• _Instructions to follow_
Print the data lines exactly as they appear, from the line containing "55, 70, 97]" through the end of the data, both ends included.

[Raw records]
_ _ _ _ _ _ _

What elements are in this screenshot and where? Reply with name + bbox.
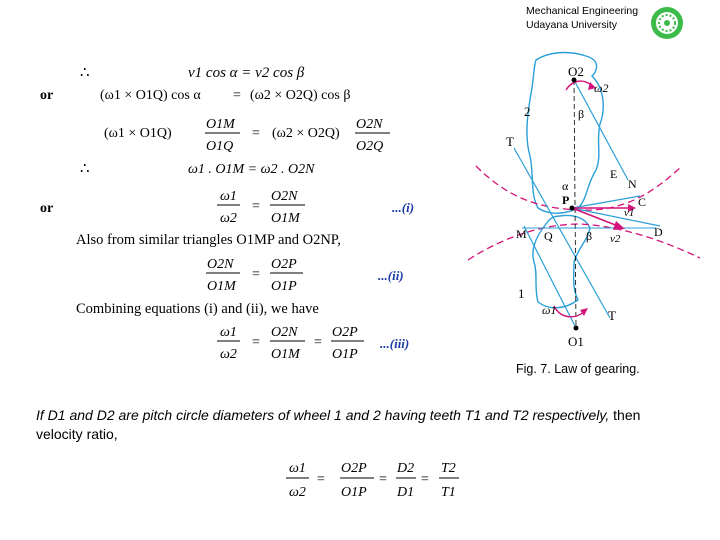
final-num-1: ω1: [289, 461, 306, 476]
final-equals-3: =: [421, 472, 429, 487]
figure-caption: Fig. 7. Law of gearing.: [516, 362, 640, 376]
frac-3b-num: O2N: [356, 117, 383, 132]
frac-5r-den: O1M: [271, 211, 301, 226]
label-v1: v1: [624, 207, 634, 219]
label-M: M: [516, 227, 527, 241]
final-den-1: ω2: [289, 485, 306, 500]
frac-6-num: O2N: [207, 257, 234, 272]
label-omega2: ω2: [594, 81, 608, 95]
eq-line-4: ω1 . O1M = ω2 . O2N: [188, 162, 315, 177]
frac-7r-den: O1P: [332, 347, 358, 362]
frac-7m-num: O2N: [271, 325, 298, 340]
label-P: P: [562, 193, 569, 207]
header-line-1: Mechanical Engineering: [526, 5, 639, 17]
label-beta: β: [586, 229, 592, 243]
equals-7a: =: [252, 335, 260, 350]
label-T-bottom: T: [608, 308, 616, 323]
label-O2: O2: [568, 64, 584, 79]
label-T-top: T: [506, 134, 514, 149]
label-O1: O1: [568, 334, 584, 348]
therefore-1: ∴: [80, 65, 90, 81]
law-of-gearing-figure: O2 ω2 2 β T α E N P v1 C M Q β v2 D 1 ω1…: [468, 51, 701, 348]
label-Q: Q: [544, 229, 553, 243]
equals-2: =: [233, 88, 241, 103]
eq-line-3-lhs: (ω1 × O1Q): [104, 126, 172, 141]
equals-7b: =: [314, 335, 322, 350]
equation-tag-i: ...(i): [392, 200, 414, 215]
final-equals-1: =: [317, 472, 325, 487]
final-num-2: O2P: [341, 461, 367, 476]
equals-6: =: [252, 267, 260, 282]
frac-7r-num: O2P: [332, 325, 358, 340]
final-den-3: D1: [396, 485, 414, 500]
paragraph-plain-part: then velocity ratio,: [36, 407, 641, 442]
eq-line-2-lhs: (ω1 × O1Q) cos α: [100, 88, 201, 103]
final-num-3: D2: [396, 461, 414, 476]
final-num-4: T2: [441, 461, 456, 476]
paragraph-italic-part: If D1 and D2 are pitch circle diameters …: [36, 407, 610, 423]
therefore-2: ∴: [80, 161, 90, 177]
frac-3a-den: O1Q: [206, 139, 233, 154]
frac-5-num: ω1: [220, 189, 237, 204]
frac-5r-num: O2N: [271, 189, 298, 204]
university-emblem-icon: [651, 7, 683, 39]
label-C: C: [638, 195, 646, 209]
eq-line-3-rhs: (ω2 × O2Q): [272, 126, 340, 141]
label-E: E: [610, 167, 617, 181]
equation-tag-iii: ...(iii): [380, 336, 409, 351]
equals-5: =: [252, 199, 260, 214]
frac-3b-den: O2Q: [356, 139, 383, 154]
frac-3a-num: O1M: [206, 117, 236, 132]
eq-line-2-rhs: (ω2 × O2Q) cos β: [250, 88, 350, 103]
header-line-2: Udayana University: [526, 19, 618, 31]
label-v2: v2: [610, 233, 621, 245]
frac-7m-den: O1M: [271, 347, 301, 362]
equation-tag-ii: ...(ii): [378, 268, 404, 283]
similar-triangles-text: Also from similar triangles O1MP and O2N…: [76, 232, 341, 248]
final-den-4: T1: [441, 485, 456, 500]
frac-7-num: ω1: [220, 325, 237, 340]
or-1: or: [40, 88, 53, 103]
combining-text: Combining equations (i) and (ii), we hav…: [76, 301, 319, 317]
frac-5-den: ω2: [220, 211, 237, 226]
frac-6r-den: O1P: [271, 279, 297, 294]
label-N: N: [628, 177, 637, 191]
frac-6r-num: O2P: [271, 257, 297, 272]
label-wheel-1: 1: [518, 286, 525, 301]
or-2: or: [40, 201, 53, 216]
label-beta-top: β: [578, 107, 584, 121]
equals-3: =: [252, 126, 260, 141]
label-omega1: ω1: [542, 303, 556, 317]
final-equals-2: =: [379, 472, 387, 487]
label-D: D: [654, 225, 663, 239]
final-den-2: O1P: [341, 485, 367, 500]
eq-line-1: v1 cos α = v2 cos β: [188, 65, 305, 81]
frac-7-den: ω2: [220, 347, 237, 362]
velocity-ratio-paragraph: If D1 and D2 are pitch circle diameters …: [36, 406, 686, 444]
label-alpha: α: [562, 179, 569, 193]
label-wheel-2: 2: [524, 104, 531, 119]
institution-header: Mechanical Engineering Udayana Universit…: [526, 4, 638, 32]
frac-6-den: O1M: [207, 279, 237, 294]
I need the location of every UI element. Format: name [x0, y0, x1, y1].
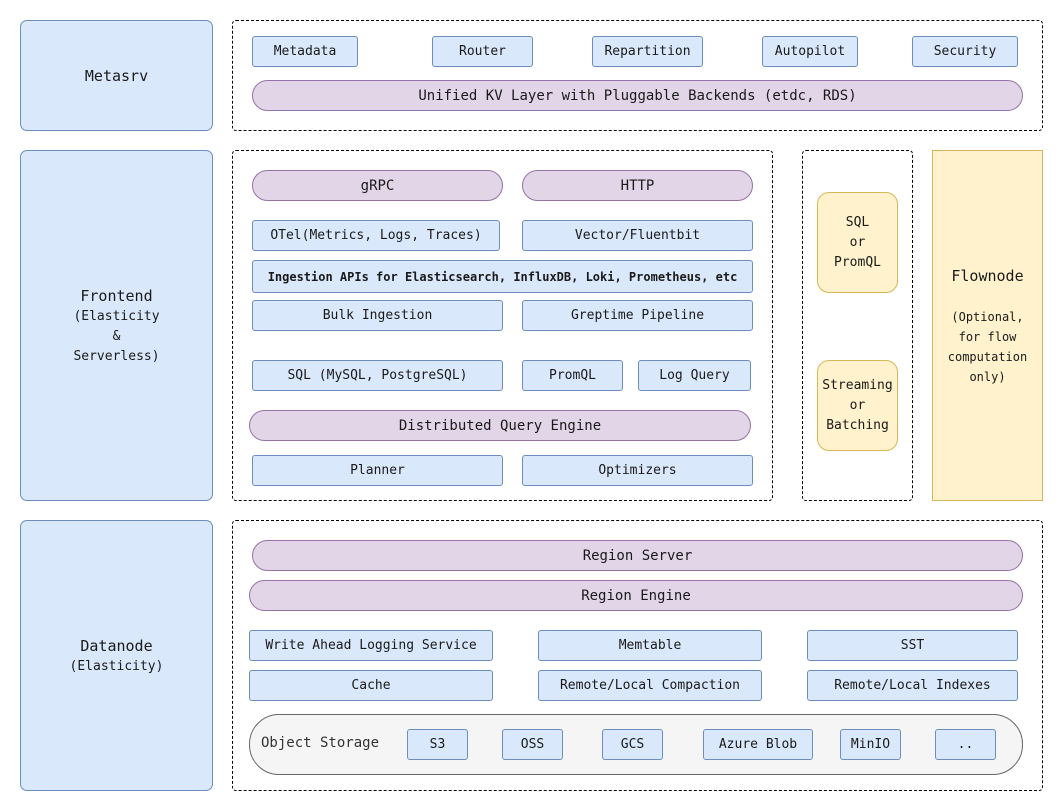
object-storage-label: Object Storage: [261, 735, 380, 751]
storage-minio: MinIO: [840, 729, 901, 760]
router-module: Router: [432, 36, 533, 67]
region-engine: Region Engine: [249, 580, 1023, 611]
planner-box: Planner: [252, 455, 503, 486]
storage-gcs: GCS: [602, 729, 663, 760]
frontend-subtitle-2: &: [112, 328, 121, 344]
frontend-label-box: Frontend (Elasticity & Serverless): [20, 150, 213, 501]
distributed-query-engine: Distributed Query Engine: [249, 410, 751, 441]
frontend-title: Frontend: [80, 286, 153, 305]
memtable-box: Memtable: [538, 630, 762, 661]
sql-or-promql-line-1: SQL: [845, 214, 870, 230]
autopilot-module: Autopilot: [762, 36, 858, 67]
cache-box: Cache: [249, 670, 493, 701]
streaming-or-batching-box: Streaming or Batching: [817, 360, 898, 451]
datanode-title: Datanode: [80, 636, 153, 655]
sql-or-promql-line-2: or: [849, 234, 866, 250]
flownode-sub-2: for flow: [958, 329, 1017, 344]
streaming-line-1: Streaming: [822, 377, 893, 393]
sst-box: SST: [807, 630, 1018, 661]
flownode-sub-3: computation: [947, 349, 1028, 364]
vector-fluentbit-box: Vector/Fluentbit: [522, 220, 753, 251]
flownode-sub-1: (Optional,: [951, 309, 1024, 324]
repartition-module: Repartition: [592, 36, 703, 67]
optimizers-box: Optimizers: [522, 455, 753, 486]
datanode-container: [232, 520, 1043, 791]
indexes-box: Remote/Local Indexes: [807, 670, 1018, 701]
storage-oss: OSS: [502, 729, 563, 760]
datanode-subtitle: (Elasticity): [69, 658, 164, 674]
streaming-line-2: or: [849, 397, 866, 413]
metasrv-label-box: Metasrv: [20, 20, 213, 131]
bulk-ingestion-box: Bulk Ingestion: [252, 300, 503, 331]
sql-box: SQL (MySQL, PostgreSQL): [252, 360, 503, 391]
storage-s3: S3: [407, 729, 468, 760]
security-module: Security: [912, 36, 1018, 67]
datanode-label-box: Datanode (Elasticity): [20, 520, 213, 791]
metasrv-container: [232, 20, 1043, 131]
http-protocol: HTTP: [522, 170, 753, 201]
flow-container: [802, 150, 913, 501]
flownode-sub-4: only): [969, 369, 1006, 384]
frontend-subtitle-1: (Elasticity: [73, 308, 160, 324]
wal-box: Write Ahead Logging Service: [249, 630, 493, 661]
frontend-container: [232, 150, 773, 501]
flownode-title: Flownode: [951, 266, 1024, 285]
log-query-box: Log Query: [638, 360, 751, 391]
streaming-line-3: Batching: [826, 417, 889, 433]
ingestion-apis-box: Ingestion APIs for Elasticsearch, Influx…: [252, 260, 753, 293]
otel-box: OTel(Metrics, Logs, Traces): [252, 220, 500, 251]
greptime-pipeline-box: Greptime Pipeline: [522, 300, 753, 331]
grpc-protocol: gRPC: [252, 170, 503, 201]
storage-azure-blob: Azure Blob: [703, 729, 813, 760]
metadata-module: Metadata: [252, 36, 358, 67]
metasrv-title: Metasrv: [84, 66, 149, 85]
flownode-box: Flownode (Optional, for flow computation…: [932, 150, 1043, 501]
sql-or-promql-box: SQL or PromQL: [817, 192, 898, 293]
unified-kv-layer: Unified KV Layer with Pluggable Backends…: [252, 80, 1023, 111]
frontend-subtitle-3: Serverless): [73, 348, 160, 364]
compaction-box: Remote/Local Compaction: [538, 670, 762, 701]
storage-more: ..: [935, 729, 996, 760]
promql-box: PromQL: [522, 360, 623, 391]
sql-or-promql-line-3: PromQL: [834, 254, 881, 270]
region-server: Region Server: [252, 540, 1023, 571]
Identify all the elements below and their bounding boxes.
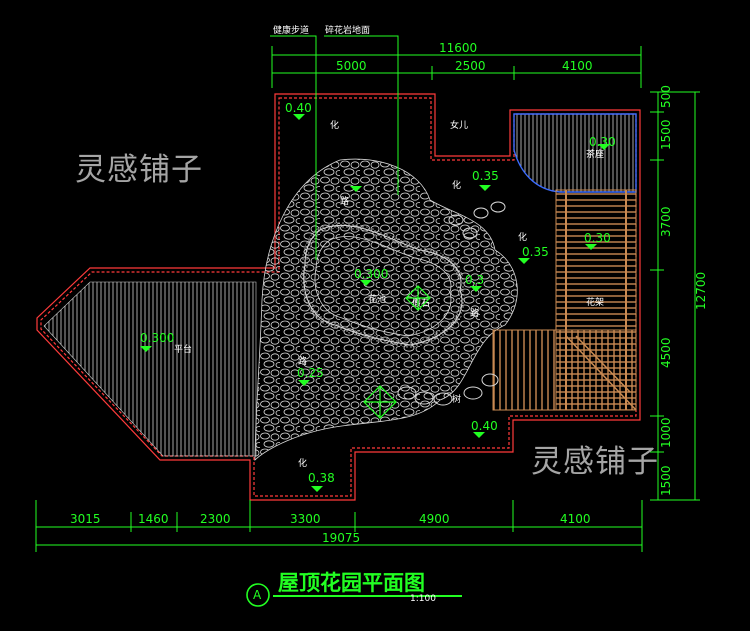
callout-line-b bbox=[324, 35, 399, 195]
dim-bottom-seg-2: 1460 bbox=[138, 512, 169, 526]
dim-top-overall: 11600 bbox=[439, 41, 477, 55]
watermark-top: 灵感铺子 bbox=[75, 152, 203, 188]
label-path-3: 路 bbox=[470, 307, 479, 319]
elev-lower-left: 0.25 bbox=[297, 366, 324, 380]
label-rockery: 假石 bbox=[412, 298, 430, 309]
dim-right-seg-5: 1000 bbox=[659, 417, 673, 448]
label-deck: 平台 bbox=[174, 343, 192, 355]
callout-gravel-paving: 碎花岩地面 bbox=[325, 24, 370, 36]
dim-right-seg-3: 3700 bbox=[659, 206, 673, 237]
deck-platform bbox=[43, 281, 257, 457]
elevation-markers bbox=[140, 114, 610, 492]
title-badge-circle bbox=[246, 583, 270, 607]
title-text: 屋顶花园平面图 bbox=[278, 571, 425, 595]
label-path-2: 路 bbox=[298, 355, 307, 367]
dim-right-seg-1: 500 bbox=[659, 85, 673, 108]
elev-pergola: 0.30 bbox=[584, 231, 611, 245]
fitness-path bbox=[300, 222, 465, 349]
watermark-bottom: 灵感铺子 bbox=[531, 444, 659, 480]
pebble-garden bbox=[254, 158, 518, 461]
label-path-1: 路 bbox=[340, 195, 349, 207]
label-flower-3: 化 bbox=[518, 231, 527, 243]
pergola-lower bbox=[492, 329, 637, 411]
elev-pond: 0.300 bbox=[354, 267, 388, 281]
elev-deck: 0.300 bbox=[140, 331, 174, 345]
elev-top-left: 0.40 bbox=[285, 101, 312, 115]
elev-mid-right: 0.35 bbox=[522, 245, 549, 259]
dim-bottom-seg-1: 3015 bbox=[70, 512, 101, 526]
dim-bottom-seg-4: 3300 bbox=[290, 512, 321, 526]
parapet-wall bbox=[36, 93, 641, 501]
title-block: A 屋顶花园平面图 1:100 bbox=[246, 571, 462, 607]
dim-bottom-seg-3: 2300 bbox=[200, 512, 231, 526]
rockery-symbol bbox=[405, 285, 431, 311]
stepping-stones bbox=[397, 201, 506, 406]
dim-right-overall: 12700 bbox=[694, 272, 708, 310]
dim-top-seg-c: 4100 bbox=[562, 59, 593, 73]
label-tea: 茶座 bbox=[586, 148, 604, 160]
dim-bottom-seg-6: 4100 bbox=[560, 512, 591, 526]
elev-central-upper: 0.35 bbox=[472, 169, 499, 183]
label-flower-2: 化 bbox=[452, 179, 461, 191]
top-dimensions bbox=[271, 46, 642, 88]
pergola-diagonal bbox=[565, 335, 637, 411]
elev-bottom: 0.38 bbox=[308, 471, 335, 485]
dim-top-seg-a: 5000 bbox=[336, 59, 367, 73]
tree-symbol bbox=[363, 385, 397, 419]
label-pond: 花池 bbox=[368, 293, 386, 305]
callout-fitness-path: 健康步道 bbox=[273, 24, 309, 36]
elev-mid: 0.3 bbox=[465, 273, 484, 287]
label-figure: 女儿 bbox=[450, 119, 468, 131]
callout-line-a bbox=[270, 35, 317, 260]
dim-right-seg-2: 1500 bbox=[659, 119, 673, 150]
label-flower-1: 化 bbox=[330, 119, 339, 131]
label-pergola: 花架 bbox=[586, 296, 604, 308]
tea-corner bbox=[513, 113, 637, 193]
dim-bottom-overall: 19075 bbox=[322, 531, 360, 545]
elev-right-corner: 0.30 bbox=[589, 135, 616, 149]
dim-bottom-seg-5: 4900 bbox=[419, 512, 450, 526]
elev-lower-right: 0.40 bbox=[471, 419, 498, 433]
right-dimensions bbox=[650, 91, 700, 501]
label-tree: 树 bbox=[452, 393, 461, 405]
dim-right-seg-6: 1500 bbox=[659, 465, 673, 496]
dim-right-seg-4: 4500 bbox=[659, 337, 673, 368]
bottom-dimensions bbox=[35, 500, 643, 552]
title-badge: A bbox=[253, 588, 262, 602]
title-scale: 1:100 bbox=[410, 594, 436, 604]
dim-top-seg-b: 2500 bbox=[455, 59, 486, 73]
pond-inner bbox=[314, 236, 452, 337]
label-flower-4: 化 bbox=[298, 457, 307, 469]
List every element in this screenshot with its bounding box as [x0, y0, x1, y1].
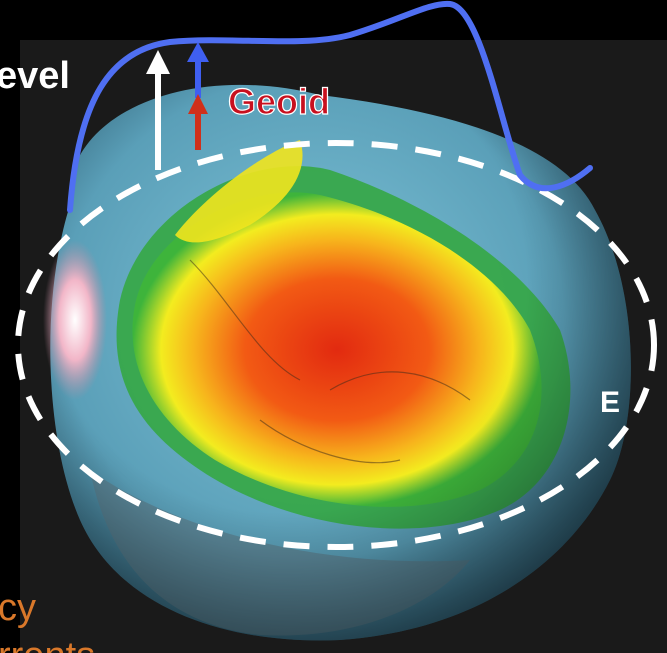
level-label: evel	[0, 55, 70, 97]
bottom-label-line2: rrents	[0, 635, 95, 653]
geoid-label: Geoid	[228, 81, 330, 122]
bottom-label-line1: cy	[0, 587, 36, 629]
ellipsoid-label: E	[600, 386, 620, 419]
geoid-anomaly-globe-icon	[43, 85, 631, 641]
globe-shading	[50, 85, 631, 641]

_ _ _ _ _ _ _

• _Result for this task_
level-label: evel	[0, 55, 70, 97]
bottom-label-line2: rrents	[0, 635, 95, 653]
geoid-label: Geoid	[228, 81, 330, 122]
bottom-label-line1: cy	[0, 587, 36, 629]
ellipsoid-label: E	[600, 386, 620, 419]
geoid-anomaly-globe-icon	[43, 85, 631, 641]
globe-shading	[50, 85, 631, 641]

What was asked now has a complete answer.